_Requirement_
Your task is to repeat the listing exactly.

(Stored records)
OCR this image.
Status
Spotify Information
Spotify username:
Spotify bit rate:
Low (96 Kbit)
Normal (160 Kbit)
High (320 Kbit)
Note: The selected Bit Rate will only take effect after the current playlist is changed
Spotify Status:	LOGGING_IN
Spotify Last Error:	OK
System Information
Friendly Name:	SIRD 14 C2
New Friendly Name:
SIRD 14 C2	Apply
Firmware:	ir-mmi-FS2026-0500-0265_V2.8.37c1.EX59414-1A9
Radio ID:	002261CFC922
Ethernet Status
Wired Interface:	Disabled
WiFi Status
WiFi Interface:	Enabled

_Written solution_
OCR this image.
Status
Spotify Information
Spotify username:
Spotify bit rate:
Low (96 Kbit)
Normal (160 Kbit)
High (320 Kbit)
Note: The selected Bit Rate will only take effect after the current playlist is changed
Spotify Status:	LOGGING_IN
Spotify Last Error:	OK
System Information
Friendly Name:	SIRD 14 C2
New Friendly Name:
SIRD 14 C2	Apply
Firmware:	ir-mmi-FS2026-0500-0265_V2.8.37c1.EX59414-1A9
Radio ID:	002261CFC922
Ethernet Status
Wired Interface:	Disabled
WiFi Status
WiFi Interface:	Enabled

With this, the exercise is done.